___ Recorded data ___

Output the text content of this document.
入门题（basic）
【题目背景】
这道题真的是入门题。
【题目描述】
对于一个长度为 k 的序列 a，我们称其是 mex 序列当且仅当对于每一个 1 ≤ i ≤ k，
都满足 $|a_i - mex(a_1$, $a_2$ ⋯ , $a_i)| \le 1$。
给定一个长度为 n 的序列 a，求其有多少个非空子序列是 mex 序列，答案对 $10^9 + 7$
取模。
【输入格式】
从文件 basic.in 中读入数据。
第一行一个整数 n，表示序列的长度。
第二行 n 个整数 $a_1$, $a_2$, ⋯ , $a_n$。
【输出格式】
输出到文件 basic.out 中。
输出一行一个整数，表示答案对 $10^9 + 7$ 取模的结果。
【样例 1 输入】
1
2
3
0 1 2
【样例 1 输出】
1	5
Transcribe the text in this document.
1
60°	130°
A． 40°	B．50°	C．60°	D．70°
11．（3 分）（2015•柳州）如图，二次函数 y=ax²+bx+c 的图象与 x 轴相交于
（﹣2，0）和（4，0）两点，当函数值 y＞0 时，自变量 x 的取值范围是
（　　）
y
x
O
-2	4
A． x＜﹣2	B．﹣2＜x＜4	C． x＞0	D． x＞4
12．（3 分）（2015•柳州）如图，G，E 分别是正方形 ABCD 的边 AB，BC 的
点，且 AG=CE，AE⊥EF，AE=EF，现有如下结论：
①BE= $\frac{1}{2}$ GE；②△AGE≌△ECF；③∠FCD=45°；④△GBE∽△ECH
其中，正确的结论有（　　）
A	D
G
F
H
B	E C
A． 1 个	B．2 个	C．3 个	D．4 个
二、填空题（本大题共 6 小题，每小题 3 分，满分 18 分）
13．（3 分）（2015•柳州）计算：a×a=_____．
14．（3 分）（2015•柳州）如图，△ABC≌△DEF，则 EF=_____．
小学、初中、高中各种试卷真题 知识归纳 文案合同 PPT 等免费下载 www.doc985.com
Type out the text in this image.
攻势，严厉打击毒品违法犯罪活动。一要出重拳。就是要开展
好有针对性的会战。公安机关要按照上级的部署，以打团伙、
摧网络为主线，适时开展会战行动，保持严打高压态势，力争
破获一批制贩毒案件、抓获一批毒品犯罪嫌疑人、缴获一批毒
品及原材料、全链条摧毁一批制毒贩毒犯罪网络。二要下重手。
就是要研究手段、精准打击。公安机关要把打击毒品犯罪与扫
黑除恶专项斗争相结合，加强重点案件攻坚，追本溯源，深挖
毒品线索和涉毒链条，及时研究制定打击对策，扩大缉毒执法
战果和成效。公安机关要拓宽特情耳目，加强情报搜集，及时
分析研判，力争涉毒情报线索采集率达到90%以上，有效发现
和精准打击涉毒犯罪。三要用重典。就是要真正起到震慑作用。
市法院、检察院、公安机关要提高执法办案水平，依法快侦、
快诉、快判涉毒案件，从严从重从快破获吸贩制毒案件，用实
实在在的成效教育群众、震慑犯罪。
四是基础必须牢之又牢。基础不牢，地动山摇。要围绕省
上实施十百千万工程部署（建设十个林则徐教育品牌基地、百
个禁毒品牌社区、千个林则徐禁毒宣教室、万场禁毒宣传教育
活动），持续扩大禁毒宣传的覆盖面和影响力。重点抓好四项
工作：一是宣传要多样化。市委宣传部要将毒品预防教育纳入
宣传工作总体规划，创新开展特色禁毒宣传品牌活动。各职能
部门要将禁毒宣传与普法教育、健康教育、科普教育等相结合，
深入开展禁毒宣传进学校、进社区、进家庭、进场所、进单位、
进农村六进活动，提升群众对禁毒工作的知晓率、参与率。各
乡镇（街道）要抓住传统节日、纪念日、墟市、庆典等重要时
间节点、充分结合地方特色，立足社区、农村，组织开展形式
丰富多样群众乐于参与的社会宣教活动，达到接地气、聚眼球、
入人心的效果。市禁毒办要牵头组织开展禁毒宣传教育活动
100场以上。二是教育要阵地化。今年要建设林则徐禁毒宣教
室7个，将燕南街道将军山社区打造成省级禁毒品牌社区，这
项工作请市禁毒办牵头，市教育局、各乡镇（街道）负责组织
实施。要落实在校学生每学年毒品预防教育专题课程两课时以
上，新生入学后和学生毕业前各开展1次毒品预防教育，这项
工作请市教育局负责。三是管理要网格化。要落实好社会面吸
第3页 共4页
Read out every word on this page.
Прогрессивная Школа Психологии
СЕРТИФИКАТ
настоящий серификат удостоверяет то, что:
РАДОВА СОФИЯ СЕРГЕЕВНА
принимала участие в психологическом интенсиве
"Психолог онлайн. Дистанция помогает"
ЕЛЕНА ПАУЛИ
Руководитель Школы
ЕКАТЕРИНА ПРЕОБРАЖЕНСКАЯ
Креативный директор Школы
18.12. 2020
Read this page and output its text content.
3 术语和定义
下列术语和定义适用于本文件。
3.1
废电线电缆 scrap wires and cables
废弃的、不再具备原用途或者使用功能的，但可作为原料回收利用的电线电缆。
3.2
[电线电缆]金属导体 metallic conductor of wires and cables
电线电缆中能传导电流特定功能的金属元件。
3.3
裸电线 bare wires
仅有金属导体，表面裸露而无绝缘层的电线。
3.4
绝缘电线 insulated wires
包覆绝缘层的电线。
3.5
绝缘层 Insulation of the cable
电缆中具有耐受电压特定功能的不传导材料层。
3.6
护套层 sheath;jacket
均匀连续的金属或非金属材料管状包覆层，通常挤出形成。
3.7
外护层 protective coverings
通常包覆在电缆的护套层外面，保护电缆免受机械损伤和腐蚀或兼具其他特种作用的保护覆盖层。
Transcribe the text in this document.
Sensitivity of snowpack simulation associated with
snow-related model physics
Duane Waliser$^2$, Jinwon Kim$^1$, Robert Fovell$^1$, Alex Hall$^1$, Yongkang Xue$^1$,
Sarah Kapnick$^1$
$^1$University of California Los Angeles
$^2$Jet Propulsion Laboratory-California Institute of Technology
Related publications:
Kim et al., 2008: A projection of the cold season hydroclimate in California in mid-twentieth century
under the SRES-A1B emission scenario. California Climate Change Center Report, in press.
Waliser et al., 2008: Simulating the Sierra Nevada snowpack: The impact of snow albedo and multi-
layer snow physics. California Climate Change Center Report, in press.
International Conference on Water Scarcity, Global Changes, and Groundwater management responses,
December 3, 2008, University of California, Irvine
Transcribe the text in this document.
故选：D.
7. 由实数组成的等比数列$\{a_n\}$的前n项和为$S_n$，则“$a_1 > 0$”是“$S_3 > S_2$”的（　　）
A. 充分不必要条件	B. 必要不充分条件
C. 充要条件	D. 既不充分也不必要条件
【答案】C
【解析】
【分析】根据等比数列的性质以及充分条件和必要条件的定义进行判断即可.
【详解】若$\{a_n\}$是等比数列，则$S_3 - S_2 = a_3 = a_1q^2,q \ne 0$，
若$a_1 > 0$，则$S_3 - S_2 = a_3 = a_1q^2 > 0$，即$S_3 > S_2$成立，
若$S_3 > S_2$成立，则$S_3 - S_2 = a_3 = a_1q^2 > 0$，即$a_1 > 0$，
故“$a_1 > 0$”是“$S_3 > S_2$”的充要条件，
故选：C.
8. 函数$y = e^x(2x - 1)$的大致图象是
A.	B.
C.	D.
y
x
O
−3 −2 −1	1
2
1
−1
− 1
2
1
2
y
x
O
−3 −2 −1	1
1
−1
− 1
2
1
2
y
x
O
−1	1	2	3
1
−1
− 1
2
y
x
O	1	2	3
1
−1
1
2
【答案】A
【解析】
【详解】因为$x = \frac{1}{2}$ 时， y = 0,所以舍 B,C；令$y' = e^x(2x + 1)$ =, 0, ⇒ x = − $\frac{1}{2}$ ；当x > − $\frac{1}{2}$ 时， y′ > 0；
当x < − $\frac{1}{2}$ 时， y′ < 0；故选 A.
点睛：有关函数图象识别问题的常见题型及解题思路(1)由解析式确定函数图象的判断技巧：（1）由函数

___

• Goal: Using the listing above, list every line in which the string "Report" occurs.

• Completed exercise:
under the SRES-A1B emission scenario. California Climate Change Center Report, in press.
layer snow physics. California Climate Change Center Report, in press.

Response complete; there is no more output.